** THE EXERCISE **
Only the lines from the one bearing "What data populates" to the final line should be transcribed, exactly and with both ends included. Pictures are to be left out.

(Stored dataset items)
------
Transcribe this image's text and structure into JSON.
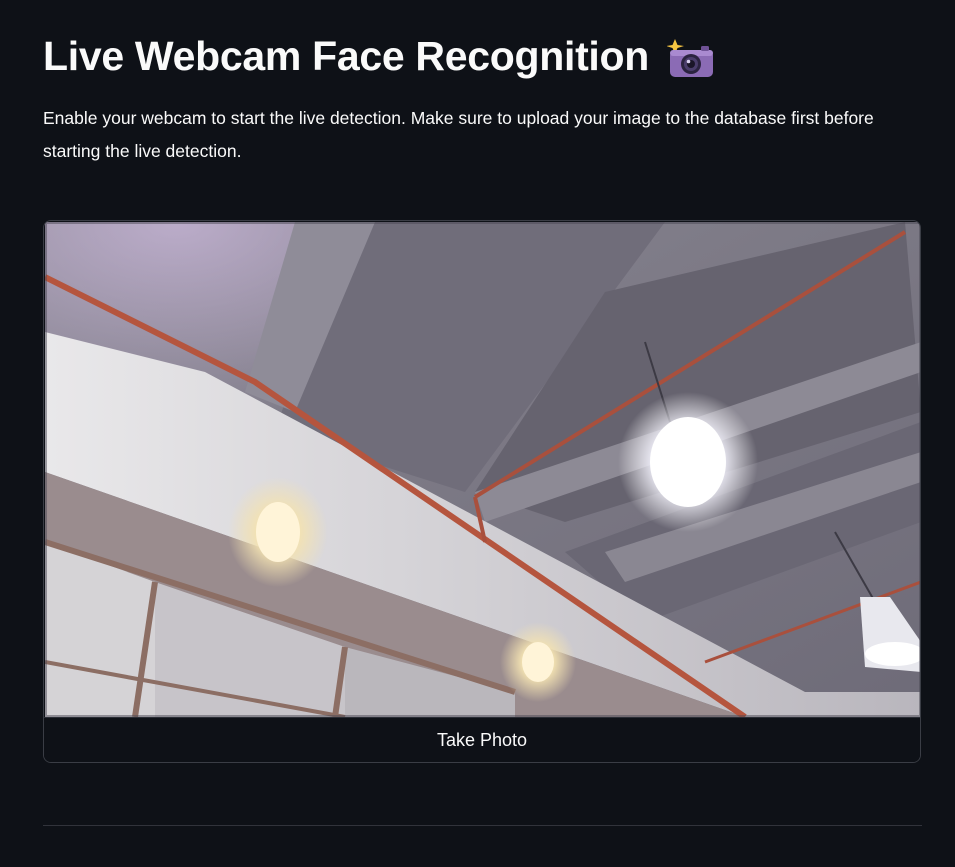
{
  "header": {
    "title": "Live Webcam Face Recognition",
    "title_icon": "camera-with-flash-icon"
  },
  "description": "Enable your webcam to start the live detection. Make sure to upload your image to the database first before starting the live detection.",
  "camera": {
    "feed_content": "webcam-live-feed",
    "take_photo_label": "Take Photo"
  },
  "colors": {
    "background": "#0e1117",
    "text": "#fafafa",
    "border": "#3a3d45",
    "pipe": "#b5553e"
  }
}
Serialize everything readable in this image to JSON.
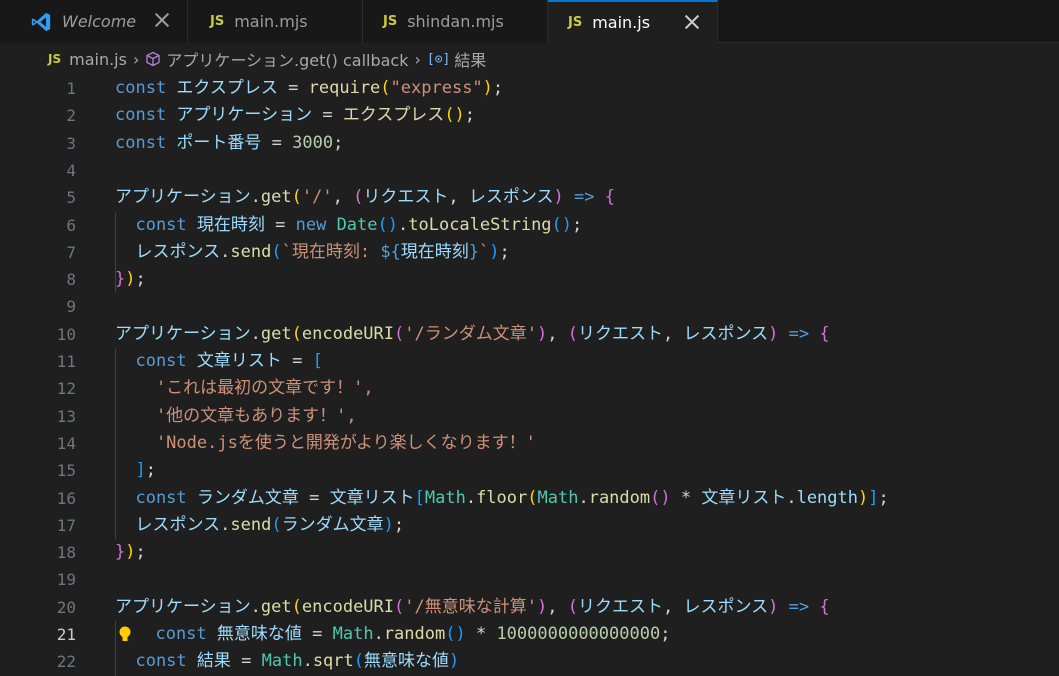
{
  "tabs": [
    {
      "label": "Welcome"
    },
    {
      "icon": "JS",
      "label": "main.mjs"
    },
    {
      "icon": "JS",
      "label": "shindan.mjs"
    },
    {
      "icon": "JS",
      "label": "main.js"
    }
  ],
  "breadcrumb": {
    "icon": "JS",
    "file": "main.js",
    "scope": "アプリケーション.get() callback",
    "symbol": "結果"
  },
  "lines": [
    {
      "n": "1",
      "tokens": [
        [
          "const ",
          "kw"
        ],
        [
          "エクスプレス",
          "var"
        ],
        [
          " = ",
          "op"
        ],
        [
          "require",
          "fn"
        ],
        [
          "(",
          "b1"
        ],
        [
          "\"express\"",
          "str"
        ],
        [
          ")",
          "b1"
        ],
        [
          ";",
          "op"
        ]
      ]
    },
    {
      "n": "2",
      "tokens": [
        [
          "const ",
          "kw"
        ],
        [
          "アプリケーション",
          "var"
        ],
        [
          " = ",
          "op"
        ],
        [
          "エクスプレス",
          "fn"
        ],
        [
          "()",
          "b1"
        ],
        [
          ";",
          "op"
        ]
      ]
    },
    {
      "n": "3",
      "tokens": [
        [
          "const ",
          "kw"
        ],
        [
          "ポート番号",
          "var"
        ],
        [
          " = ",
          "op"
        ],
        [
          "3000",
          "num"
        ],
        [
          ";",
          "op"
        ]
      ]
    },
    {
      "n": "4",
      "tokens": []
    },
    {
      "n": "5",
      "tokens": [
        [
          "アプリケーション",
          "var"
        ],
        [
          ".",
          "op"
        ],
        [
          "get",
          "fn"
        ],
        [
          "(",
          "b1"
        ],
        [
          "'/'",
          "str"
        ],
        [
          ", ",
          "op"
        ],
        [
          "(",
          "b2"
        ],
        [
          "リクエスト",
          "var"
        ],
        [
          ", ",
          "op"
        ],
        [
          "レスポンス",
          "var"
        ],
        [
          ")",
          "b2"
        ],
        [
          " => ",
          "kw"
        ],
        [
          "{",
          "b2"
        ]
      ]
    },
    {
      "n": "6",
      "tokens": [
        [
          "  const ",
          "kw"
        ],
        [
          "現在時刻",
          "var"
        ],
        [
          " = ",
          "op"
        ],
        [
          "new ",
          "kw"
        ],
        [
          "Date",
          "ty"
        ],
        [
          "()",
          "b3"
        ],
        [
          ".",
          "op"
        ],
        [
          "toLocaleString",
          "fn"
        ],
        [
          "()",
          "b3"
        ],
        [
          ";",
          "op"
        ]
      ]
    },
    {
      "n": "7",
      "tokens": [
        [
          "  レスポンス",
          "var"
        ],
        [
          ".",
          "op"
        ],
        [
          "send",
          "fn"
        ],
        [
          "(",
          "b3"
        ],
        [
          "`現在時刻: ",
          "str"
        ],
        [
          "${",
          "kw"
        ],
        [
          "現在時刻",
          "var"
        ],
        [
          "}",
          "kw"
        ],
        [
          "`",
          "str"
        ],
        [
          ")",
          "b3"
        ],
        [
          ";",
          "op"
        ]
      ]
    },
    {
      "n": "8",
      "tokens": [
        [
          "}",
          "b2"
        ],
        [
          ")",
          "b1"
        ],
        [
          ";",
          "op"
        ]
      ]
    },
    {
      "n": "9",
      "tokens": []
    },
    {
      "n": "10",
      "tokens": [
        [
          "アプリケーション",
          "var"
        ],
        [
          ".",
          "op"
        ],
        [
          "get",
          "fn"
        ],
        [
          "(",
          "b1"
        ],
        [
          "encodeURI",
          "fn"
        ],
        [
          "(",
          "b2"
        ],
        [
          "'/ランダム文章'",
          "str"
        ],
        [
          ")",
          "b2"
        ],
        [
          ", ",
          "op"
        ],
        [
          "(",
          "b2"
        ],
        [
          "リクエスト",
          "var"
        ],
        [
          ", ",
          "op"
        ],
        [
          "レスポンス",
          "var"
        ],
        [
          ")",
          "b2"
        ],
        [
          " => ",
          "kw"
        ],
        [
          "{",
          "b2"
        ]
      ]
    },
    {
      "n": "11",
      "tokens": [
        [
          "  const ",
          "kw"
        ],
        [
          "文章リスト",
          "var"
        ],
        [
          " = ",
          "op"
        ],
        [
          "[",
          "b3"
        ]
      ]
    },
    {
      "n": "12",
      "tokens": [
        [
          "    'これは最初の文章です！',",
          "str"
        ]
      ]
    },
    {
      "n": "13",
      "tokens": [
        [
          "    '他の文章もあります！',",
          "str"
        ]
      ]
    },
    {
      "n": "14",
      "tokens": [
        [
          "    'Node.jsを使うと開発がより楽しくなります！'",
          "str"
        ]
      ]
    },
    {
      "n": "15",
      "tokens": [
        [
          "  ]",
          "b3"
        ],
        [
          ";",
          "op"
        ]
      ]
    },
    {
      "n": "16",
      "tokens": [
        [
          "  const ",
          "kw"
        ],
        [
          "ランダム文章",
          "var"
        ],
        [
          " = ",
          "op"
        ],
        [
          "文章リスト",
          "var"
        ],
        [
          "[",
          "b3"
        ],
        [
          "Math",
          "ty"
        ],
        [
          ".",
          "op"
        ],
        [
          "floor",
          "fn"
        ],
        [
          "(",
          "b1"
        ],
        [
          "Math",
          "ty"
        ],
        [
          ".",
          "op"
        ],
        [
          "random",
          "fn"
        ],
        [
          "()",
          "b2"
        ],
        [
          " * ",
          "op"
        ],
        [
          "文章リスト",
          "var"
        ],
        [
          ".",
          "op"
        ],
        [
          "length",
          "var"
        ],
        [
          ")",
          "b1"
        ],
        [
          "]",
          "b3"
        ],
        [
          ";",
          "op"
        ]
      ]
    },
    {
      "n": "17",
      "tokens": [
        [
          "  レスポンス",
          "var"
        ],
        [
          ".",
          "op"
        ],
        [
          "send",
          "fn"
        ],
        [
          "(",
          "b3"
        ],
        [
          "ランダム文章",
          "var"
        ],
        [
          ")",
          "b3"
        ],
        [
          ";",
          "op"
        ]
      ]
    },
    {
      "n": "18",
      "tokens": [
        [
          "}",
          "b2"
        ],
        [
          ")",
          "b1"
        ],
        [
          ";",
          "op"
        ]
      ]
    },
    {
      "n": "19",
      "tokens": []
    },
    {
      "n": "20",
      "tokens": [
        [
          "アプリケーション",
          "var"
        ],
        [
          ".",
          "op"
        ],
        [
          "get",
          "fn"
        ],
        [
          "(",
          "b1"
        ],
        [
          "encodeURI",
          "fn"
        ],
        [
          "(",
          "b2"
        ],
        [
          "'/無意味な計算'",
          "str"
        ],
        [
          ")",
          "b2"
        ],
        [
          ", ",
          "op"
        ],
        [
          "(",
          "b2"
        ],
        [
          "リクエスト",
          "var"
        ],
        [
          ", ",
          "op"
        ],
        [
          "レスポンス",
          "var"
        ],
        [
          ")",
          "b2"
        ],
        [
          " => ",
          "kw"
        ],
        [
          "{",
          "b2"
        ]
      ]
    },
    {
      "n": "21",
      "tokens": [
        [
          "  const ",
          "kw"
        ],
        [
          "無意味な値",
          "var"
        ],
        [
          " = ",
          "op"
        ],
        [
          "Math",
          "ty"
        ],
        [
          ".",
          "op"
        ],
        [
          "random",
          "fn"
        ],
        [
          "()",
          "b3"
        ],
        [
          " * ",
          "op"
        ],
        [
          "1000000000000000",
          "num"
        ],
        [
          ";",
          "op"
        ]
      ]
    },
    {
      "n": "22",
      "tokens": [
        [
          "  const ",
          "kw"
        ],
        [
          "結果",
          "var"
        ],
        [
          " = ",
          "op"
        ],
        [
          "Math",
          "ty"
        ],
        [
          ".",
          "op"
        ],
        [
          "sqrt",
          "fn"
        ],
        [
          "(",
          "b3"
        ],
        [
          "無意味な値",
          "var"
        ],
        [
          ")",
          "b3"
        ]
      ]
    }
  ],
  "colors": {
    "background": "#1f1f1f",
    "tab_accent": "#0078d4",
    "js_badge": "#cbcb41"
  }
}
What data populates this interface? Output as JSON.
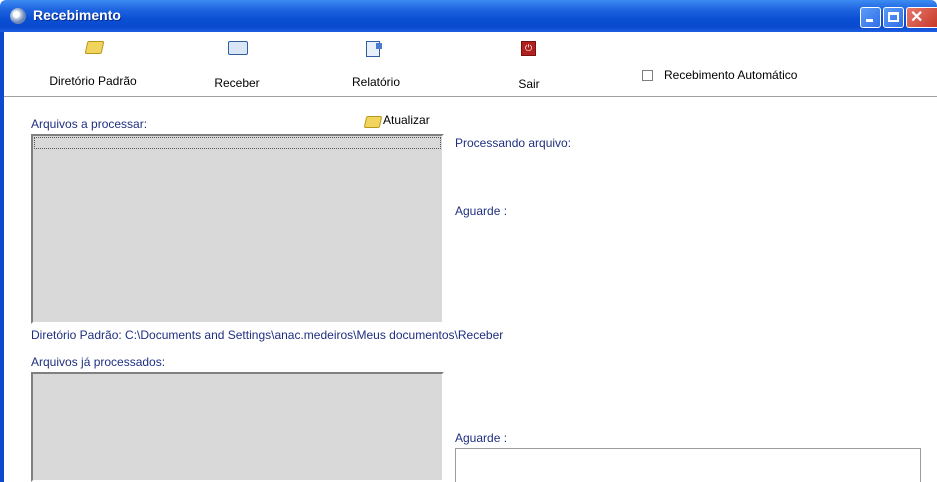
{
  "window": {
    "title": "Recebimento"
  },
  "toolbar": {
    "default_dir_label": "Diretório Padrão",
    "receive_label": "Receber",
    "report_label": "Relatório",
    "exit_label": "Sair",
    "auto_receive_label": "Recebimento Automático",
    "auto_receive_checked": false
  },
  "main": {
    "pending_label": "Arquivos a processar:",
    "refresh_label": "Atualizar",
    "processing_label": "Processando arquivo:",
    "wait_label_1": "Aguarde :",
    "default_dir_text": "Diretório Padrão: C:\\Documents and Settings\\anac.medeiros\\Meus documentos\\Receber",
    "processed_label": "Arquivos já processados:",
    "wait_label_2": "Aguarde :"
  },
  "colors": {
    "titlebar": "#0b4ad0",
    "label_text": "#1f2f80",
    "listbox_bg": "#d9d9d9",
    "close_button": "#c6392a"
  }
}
------
** THE ANSWER **
What data populates this interface? Output as JSON.
{
  "window": {
    "title": "Recebimento"
  },
  "toolbar": {
    "default_dir_label": "Diretório Padrão",
    "receive_label": "Receber",
    "report_label": "Relatório",
    "exit_label": "Sair",
    "auto_receive_label": "Recebimento Automático",
    "auto_receive_checked": false
  },
  "main": {
    "pending_label": "Arquivos a processar:",
    "refresh_label": "Atualizar",
    "processing_label": "Processando arquivo:",
    "wait_label_1": "Aguarde :",
    "default_dir_text": "Diretório Padrão: C:\\Documents and Settings\\anac.medeiros\\Meus documentos\\Receber",
    "processed_label": "Arquivos já processados:",
    "wait_label_2": "Aguarde :"
  },
  "colors": {
    "titlebar": "#0b4ad0",
    "label_text": "#1f2f80",
    "listbox_bg": "#d9d9d9",
    "close_button": "#c6392a"
  }
}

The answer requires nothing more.